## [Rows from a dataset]
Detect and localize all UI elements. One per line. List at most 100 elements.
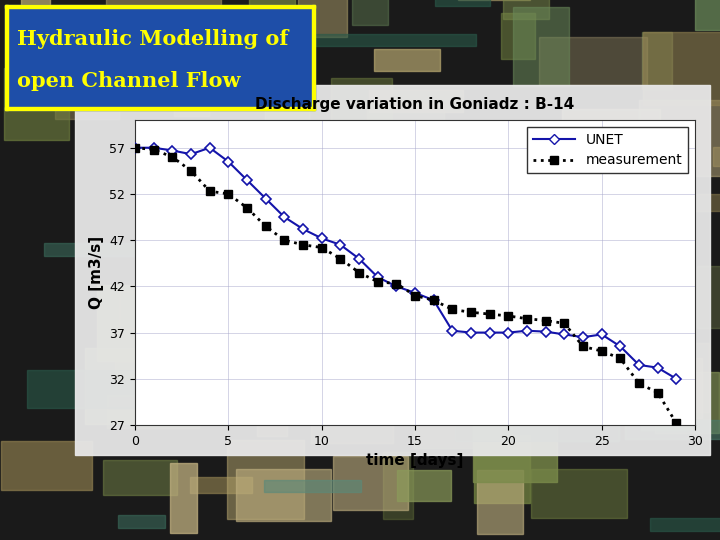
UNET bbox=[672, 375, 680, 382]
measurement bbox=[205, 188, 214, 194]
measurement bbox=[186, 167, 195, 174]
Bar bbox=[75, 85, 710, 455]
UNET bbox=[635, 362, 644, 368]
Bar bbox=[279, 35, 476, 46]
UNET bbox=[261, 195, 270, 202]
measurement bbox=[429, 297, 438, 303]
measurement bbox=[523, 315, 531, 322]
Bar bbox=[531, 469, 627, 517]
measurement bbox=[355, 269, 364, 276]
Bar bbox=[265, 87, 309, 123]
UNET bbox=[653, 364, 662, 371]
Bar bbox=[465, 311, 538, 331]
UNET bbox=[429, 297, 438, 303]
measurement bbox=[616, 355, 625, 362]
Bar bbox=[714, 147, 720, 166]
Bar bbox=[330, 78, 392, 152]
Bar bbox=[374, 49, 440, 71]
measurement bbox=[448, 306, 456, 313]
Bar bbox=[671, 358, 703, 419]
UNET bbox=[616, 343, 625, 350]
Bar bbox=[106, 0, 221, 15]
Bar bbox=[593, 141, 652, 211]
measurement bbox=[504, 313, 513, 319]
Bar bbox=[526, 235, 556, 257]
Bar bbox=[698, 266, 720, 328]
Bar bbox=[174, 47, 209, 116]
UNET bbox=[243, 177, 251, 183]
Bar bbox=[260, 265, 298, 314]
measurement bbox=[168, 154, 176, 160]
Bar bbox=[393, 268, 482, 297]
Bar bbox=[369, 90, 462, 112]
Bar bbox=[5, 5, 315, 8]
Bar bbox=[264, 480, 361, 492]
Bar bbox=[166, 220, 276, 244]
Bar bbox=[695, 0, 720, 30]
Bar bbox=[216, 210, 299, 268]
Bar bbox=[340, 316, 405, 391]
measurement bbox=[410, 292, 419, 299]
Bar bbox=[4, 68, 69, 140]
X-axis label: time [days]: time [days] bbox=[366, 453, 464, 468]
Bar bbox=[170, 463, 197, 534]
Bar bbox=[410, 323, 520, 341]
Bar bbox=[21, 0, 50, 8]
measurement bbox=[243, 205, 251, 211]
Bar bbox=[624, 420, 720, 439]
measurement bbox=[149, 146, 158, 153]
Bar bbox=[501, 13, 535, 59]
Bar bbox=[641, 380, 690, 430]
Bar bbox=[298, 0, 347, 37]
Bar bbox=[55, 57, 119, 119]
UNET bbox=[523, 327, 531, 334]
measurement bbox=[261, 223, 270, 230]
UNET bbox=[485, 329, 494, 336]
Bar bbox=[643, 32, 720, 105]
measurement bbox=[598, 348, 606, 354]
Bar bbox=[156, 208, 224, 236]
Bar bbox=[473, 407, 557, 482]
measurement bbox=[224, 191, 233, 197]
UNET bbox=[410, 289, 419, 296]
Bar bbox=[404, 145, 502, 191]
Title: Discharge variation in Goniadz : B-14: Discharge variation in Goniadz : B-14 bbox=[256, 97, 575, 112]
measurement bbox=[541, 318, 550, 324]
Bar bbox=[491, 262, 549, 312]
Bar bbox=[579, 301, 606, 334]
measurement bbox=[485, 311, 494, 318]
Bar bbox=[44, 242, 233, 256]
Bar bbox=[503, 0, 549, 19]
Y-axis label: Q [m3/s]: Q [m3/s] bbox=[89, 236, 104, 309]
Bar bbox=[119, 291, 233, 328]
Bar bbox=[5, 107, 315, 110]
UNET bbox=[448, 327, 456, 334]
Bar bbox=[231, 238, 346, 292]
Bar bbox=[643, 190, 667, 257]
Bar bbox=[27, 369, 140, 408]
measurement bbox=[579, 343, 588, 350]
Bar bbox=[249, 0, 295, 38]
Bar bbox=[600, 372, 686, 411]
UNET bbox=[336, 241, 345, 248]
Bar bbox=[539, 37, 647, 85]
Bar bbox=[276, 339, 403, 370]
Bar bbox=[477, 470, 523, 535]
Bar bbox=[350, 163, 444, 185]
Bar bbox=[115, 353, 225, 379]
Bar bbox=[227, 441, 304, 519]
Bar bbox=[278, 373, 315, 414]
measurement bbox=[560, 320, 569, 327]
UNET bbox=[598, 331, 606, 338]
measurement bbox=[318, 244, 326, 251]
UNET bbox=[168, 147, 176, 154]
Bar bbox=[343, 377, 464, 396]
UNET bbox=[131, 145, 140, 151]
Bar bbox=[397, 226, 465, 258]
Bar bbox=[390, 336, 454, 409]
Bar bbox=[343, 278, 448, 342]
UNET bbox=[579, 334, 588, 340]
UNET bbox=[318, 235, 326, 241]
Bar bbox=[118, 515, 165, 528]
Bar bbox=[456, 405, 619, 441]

--

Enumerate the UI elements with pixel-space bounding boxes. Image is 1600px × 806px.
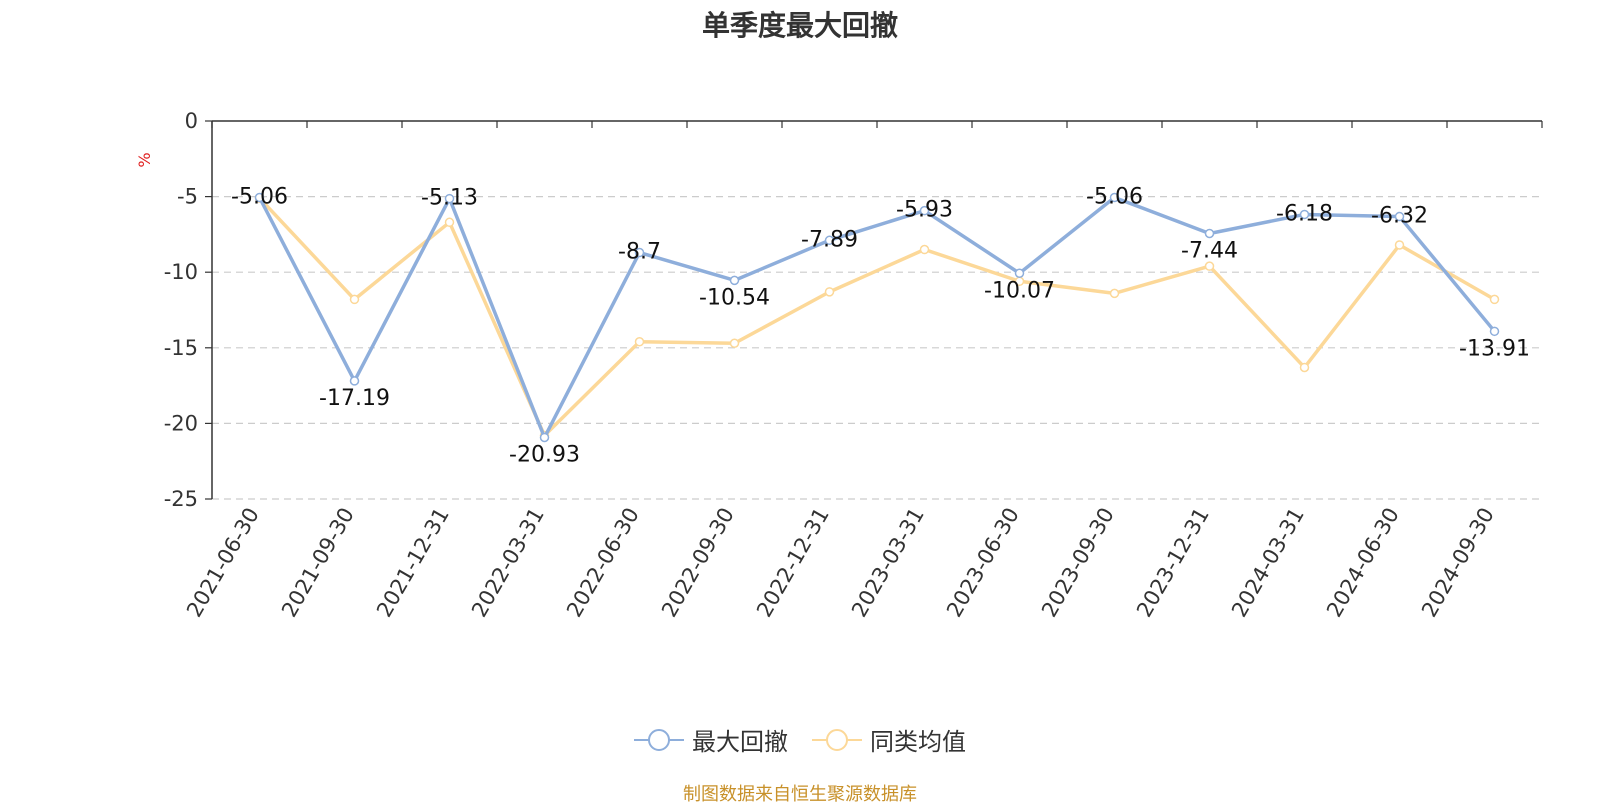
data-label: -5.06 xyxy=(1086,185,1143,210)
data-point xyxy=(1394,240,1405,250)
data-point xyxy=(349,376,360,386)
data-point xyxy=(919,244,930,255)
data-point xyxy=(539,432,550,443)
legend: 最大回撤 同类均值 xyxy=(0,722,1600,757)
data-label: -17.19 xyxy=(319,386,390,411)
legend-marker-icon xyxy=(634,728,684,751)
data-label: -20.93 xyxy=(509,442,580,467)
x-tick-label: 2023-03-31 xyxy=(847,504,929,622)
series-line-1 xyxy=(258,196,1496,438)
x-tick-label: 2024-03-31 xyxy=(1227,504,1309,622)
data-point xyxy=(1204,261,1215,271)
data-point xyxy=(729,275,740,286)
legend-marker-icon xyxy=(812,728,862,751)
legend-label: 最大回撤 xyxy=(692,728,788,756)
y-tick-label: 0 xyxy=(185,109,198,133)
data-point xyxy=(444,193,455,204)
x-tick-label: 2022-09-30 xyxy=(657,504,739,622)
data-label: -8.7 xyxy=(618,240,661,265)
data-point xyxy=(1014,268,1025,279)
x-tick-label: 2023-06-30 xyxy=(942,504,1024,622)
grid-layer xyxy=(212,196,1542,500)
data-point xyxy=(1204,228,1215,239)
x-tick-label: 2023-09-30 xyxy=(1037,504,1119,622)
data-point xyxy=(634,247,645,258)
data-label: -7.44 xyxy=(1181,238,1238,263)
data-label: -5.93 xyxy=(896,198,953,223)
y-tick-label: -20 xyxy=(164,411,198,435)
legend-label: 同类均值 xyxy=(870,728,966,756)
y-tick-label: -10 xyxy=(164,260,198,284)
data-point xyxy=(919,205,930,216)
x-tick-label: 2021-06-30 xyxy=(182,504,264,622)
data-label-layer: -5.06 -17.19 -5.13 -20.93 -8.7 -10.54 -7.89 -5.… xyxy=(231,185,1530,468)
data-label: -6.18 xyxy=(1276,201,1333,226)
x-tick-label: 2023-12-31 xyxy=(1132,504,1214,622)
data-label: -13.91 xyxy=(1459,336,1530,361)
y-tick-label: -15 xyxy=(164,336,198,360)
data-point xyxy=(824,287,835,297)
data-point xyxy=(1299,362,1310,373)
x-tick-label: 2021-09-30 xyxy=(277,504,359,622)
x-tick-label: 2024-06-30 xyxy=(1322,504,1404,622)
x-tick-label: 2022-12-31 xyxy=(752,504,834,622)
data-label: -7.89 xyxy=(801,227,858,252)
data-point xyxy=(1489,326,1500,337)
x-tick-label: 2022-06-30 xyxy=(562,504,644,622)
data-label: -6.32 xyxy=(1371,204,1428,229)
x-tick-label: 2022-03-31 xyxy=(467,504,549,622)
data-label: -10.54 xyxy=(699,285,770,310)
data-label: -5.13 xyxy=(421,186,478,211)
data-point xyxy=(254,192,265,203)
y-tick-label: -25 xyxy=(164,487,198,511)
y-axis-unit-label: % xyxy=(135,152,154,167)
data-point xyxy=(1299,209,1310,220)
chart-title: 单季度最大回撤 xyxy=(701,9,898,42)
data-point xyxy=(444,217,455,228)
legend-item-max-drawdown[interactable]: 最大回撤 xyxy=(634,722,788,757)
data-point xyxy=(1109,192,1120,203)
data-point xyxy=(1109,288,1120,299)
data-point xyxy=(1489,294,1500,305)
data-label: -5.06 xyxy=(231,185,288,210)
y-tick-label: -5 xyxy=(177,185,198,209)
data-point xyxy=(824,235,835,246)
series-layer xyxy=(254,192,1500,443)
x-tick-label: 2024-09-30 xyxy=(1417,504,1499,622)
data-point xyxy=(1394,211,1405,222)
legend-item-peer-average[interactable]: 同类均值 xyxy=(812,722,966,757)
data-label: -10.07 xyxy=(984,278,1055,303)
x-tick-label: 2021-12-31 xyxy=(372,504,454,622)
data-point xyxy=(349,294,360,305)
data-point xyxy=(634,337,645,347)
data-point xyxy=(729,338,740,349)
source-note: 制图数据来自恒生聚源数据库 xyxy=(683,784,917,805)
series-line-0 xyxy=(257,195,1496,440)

## [WHAT YOU ARE ASKED TO DO]
Reproduce the records between the line holding "data-label: -5.06 xyxy=(1086,185,1143,210)" and the line holding "x-tick-label: 2021-06-30 xyxy=(182,504,264,622)", inclusive.

## [COMPLETE ANSWER]
data-label: -5.06 xyxy=(1086,185,1143,210)
data-point xyxy=(1394,240,1405,250)
data-point xyxy=(349,376,360,386)
data-point xyxy=(919,244,930,255)
data-point xyxy=(539,432,550,443)
legend: 最大回撤 同类均值 xyxy=(0,722,1600,757)
data-label: -17.19 xyxy=(319,386,390,411)
legend-marker-icon xyxy=(634,728,684,751)
data-label: -20.93 xyxy=(509,442,580,467)
x-tick-label: 2023-03-31 xyxy=(847,504,929,622)
series-line-1 xyxy=(258,196,1496,438)
x-tick-label: 2024-03-31 xyxy=(1227,504,1309,622)
data-point xyxy=(1204,261,1215,271)
data-point xyxy=(729,275,740,286)
legend-marker-icon xyxy=(812,728,862,751)
legend-label: 最大回撤 xyxy=(692,728,788,756)
y-tick-label: 0 xyxy=(185,109,198,133)
data-point xyxy=(444,193,455,204)
x-tick-label: 2022-09-30 xyxy=(657,504,739,622)
data-label: -8.7 xyxy=(618,240,661,265)
data-point xyxy=(1014,268,1025,279)
x-tick-label: 2023-06-30 xyxy=(942,504,1024,622)
grid-layer xyxy=(212,196,1542,500)
data-point xyxy=(1204,228,1215,239)
x-tick-label: 2023-09-30 xyxy=(1037,504,1119,622)
data-point xyxy=(634,247,645,258)
data-label: -7.44 xyxy=(1181,238,1238,263)
data-label: -5.93 xyxy=(896,198,953,223)
y-tick-label: -20 xyxy=(164,411,198,435)
legend-label: 同类均值 xyxy=(870,728,966,756)
y-tick-label: -10 xyxy=(164,260,198,284)
data-point xyxy=(919,205,930,216)
x-tick-label: 2021-06-30 xyxy=(182,504,264,622)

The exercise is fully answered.